### [What is required]
Without the pictures, output the records below word for word.

### [Rows]
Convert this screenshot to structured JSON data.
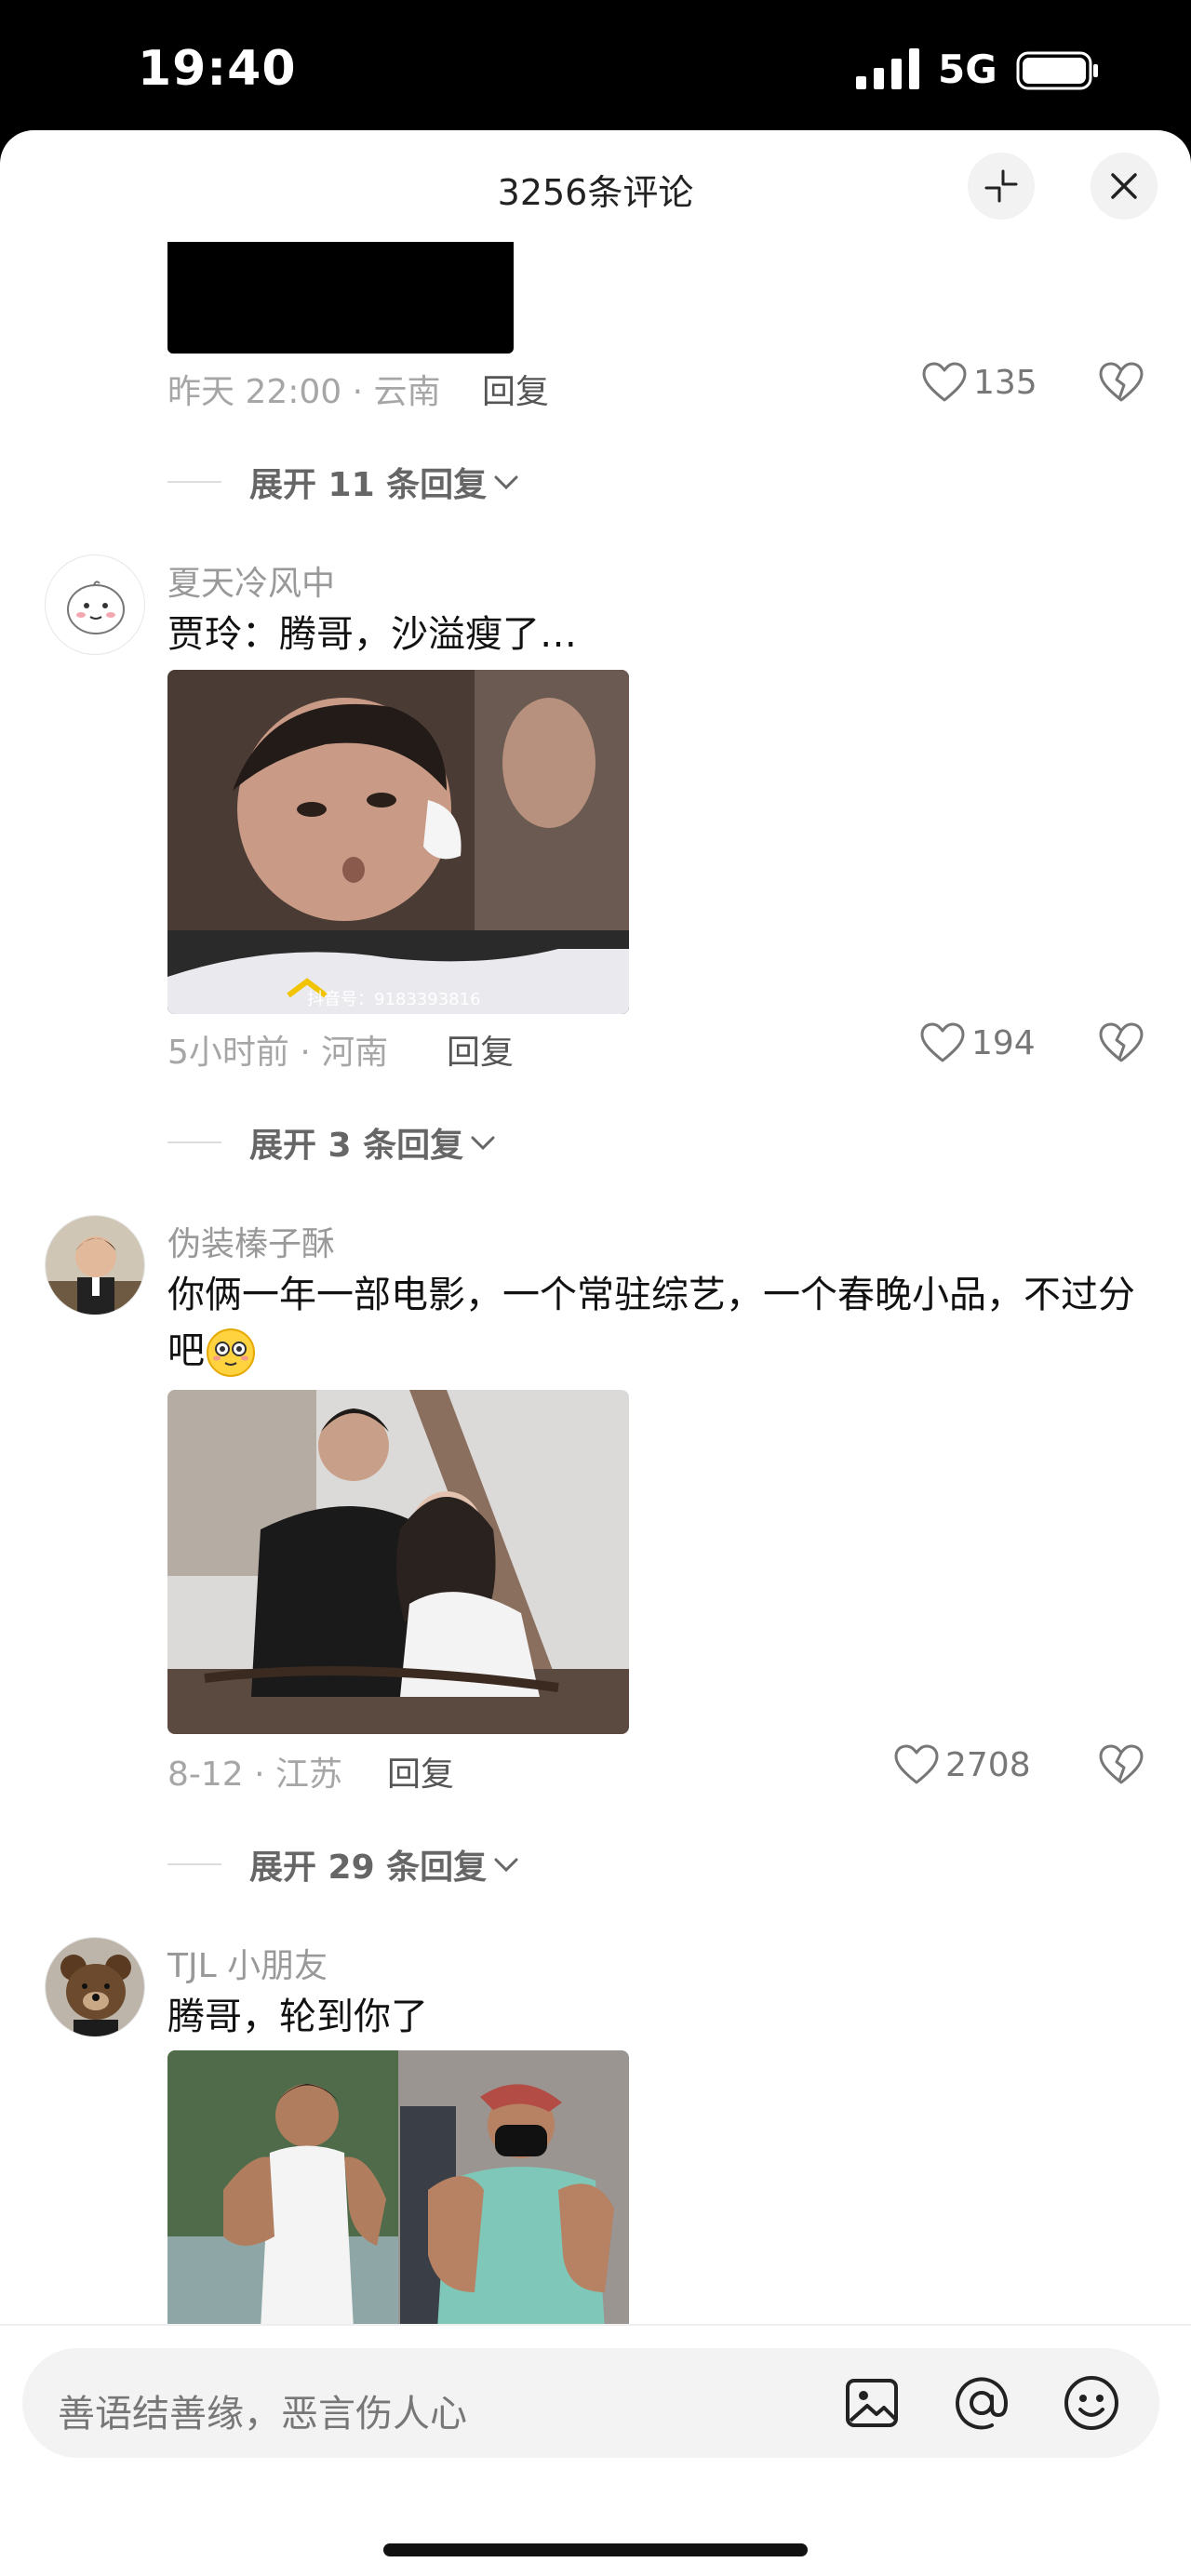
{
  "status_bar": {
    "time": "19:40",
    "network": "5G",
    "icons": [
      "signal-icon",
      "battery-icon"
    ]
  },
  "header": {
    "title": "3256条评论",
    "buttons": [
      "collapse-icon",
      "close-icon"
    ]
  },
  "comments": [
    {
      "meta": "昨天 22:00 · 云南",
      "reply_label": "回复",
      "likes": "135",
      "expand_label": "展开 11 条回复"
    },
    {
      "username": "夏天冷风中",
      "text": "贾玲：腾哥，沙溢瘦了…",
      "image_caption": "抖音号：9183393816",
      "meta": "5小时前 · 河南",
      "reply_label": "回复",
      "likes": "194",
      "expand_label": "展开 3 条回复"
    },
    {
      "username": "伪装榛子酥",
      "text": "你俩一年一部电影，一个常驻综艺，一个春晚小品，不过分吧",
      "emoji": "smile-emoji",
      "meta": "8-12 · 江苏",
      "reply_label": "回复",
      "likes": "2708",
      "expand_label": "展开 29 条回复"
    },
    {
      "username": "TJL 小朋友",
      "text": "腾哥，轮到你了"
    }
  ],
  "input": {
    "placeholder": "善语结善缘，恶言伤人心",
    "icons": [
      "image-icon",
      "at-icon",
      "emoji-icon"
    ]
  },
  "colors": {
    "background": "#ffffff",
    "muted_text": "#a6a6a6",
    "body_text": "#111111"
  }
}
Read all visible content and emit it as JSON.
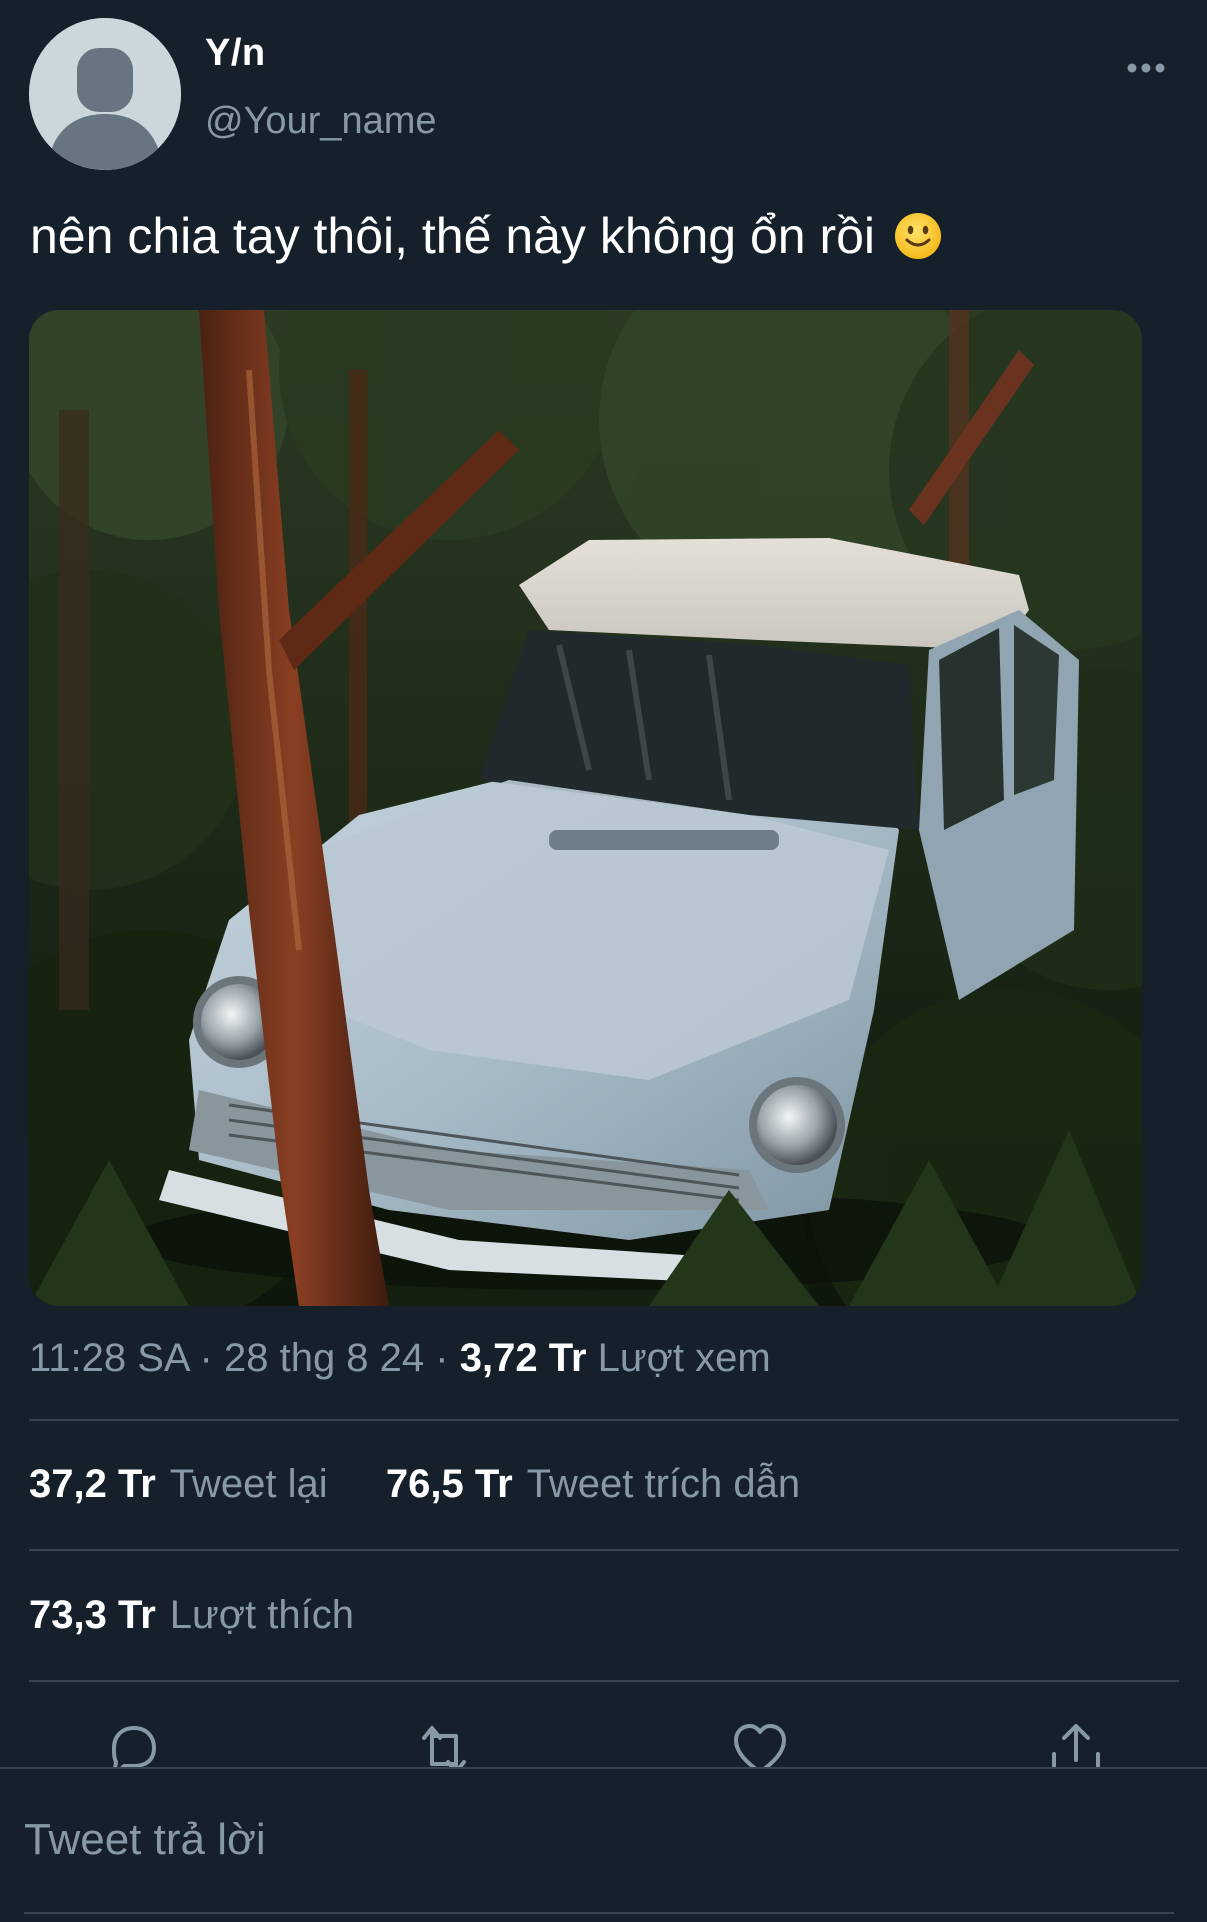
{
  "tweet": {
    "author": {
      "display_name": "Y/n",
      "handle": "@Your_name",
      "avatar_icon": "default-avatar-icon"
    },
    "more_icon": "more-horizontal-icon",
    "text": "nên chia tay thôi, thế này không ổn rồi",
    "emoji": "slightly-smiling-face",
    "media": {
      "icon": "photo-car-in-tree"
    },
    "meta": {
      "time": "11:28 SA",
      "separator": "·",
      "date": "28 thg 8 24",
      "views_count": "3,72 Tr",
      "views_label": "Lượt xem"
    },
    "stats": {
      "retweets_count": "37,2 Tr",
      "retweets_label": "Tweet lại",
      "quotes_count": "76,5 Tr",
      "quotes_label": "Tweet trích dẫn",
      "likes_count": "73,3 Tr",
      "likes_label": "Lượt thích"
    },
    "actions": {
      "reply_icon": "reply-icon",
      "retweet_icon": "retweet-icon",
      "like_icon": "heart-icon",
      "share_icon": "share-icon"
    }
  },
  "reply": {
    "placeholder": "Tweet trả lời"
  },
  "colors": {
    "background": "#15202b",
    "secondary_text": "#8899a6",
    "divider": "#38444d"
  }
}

### [Solved problem]
Convert this screenshot to structured JSON data.
{
  "status_bar": {
    "time": "19:40",
    "network": "5G",
    "icons": [
      "signal-icon",
      "battery-icon"
    ]
  },
  "header": {
    "title": "3256条评论",
    "buttons": [
      "collapse-icon",
      "close-icon"
    ]
  },
  "comments": [
    {
      "meta": "昨天 22:00 · 云南",
      "reply_label": "回复",
      "likes": "135",
      "expand_label": "展开 11 条回复"
    },
    {
      "username": "夏天冷风中",
      "text": "贾玲：腾哥，沙溢瘦了…",
      "image_caption": "抖音号：9183393816",
      "meta": "5小时前 · 河南",
      "reply_label": "回复",
      "likes": "194",
      "expand_label": "展开 3 条回复"
    },
    {
      "username": "伪装榛子酥",
      "text": "你俩一年一部电影，一个常驻综艺，一个春晚小品，不过分吧",
      "emoji": "smile-emoji",
      "meta": "8-12 · 江苏",
      "reply_label": "回复",
      "likes": "2708",
      "expand_label": "展开 29 条回复"
    },
    {
      "username": "TJL 小朋友",
      "text": "腾哥，轮到你了"
    }
  ],
  "input": {
    "placeholder": "善语结善缘，恶言伤人心",
    "icons": [
      "image-icon",
      "at-icon",
      "emoji-icon"
    ]
  },
  "colors": {
    "background": "#ffffff",
    "muted_text": "#a6a6a6",
    "body_text": "#111111"
  }
}
Read all visible content and emit it as JSON.
{
  "tweet": {
    "author": {
      "display_name": "Y/n",
      "handle": "@Your_name",
      "avatar_icon": "default-avatar-icon"
    },
    "more_icon": "more-horizontal-icon",
    "text": "nên chia tay thôi, thế này không ổn rồi",
    "emoji": "slightly-smiling-face",
    "media": {
      "icon": "photo-car-in-tree"
    },
    "meta": {
      "time": "11:28 SA",
      "separator": "·",
      "date": "28 thg 8 24",
      "views_count": "3,72 Tr",
      "views_label": "Lượt xem"
    },
    "stats": {
      "retweets_count": "37,2 Tr",
      "retweets_label": "Tweet lại",
      "quotes_count": "76,5 Tr",
      "quotes_label": "Tweet trích dẫn",
      "likes_count": "73,3 Tr",
      "likes_label": "Lượt thích"
    },
    "actions": {
      "reply_icon": "reply-icon",
      "retweet_icon": "retweet-icon",
      "like_icon": "heart-icon",
      "share_icon": "share-icon"
    }
  },
  "reply": {
    "placeholder": "Tweet trả lời"
  },
  "colors": {
    "background": "#15202b",
    "secondary_text": "#8899a6",
    "divider": "#38444d"
  }
}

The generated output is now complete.